Collected data
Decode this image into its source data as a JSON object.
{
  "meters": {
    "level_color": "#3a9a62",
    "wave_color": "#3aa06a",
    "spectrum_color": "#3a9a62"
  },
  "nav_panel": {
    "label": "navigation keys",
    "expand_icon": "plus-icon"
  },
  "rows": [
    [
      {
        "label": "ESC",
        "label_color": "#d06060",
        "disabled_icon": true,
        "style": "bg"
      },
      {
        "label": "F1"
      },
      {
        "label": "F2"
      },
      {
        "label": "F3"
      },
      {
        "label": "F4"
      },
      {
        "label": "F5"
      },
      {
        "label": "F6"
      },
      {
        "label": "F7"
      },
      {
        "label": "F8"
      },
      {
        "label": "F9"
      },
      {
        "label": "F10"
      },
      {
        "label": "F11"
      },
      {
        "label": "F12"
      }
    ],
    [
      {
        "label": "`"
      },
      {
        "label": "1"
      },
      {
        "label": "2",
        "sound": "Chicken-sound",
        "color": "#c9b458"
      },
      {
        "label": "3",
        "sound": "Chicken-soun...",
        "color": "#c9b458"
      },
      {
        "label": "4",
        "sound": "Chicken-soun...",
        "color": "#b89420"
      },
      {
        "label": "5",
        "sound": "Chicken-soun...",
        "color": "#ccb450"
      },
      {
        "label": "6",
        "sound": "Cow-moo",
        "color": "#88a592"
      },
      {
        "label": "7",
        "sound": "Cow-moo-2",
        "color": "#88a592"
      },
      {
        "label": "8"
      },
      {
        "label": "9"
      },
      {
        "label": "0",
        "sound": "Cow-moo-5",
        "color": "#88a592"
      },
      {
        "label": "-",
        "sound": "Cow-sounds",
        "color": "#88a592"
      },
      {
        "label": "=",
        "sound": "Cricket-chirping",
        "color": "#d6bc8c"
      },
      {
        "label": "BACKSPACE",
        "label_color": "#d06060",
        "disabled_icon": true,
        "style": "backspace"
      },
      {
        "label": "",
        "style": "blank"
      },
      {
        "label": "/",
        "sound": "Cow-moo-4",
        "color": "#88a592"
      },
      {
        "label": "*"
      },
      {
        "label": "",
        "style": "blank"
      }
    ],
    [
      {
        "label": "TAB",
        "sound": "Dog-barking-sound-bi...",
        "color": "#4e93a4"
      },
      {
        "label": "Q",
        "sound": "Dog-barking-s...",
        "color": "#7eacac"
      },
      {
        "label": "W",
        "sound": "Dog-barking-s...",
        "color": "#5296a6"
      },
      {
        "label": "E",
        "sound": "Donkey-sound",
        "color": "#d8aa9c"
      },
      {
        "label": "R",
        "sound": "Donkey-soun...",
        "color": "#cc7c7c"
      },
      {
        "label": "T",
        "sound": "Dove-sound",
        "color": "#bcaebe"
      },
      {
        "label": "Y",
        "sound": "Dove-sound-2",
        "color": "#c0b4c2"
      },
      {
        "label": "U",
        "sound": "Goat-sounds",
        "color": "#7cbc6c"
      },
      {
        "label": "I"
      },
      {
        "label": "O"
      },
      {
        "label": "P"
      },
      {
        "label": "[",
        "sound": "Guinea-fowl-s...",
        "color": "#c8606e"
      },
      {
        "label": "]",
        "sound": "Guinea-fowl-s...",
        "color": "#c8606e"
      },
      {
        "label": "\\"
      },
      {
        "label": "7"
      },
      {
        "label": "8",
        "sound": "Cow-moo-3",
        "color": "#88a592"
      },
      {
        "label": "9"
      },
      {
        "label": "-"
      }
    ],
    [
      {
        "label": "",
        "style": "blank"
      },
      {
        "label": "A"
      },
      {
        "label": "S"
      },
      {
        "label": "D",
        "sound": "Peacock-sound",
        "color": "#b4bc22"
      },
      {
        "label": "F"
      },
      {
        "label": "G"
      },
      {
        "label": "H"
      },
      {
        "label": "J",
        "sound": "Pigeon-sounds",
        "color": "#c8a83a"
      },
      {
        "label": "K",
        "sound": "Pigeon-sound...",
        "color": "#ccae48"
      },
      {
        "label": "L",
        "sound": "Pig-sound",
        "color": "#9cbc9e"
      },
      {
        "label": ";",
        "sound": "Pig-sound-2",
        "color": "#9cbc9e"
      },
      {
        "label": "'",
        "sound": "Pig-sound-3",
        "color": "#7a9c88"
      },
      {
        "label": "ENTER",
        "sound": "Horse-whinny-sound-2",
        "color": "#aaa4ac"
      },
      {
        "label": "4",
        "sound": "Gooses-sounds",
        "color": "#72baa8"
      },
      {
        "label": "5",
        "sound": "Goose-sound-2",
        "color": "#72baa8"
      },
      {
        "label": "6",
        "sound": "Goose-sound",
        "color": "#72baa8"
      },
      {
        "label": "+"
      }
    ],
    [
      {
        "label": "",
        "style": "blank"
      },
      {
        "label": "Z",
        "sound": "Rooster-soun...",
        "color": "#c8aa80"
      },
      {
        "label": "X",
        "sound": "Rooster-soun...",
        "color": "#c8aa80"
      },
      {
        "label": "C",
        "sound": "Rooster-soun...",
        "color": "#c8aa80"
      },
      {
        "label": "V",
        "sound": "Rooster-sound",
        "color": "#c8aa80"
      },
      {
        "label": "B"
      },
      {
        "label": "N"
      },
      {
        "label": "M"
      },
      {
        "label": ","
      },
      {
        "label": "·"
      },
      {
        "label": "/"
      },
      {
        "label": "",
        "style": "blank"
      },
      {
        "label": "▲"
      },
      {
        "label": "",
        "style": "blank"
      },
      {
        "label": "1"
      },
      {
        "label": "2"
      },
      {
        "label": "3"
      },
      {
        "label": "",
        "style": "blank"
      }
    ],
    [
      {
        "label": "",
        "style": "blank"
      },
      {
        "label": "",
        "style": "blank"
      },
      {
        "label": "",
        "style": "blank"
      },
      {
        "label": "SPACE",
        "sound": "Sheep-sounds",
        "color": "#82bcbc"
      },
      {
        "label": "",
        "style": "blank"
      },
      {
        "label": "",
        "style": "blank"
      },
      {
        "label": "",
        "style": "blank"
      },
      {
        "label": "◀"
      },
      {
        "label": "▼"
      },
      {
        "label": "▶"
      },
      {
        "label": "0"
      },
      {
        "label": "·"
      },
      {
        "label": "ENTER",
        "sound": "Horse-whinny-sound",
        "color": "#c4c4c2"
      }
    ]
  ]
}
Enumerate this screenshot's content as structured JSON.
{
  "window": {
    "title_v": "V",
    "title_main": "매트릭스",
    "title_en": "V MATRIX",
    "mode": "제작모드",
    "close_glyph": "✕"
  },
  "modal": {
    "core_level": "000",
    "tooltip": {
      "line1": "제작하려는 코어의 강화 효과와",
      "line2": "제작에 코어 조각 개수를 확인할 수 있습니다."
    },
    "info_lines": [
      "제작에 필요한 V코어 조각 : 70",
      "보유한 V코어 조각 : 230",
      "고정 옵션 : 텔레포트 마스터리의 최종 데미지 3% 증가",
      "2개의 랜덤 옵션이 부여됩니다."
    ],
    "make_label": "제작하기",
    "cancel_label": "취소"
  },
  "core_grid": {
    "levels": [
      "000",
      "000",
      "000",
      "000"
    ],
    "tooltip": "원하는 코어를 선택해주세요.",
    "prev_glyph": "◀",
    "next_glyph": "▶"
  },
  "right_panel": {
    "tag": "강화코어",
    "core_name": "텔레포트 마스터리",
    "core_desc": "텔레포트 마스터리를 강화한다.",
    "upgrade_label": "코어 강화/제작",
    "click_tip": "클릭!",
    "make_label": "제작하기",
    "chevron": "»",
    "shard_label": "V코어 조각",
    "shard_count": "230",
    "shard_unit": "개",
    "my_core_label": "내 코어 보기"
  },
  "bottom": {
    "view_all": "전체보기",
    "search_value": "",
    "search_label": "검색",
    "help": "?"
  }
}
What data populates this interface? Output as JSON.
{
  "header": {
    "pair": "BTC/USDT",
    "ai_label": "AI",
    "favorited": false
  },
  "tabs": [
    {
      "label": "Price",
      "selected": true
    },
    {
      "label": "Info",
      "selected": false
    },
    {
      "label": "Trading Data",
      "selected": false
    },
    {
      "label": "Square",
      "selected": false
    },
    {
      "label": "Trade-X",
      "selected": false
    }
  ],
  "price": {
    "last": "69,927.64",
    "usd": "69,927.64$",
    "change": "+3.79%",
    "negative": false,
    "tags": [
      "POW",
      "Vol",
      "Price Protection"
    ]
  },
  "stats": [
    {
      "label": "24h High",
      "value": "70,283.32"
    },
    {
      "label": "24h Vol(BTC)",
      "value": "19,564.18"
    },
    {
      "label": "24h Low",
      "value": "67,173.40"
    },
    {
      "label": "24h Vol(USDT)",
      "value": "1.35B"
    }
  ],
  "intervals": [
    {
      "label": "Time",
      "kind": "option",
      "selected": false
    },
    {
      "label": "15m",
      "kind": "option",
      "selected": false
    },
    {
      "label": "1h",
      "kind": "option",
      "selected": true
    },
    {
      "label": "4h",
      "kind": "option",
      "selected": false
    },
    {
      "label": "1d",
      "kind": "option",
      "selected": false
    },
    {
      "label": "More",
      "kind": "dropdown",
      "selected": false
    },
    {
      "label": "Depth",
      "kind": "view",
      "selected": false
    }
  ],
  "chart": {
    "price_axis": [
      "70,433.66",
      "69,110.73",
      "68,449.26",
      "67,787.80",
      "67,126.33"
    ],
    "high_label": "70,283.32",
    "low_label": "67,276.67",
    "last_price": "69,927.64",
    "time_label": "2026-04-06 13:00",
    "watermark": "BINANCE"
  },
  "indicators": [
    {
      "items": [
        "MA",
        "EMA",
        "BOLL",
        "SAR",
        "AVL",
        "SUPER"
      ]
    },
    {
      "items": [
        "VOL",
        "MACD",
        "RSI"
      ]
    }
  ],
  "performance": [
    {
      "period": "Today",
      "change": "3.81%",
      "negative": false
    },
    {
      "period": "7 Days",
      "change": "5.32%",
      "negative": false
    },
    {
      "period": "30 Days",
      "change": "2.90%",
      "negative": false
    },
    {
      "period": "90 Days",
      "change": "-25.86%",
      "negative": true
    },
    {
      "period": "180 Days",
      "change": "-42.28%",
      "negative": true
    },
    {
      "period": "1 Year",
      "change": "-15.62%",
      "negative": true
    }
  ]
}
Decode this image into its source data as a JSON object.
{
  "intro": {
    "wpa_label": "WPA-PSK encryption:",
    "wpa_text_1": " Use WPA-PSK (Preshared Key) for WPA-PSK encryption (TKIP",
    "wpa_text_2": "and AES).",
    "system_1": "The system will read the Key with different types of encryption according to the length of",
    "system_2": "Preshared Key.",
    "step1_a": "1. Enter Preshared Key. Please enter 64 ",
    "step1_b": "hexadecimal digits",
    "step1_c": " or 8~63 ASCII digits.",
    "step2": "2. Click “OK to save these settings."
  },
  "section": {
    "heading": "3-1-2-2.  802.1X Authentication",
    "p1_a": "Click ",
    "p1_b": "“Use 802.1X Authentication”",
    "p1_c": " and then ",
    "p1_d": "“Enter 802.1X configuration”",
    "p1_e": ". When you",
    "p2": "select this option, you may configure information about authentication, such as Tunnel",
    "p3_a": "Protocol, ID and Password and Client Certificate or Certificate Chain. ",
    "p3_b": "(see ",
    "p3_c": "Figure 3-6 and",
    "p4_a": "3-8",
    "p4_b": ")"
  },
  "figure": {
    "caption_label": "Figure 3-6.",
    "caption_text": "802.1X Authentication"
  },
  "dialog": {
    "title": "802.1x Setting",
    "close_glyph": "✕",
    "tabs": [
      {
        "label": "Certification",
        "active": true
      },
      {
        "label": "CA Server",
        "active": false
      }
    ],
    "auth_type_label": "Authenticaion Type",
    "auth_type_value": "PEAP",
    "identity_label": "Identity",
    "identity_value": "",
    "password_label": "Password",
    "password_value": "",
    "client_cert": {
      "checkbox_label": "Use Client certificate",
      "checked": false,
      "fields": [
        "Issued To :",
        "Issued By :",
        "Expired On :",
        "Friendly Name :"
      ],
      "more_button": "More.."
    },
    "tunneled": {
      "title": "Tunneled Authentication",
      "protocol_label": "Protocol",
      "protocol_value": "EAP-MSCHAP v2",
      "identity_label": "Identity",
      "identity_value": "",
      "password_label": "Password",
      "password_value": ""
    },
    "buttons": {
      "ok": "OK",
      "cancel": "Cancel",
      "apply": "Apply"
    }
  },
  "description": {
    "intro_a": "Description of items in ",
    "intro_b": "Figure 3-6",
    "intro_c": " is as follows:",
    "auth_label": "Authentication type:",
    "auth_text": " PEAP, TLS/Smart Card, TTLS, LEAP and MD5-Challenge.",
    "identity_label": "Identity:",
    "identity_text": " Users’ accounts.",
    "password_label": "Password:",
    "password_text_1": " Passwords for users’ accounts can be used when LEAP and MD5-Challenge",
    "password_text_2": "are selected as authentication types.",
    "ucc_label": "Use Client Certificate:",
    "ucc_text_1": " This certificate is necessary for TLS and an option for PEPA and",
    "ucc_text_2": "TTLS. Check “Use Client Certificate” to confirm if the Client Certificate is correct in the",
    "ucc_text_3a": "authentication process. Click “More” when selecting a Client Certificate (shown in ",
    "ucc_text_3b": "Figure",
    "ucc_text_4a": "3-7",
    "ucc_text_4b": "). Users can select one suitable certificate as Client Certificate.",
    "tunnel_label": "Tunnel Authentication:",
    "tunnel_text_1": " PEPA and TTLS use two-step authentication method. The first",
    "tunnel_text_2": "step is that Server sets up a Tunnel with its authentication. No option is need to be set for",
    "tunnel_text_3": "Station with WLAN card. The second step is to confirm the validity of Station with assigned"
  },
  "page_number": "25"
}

WHAT YOU SHOULD DO: Look through the entries above for the word "More". Copy every line where it shows up.

COMPLETED EXERCISE:
      "label": "More",
      "more_button": "More.."
    "ucc_text_3a": "authentication process. Click “More” when selecting a Client Certificate (shown in ",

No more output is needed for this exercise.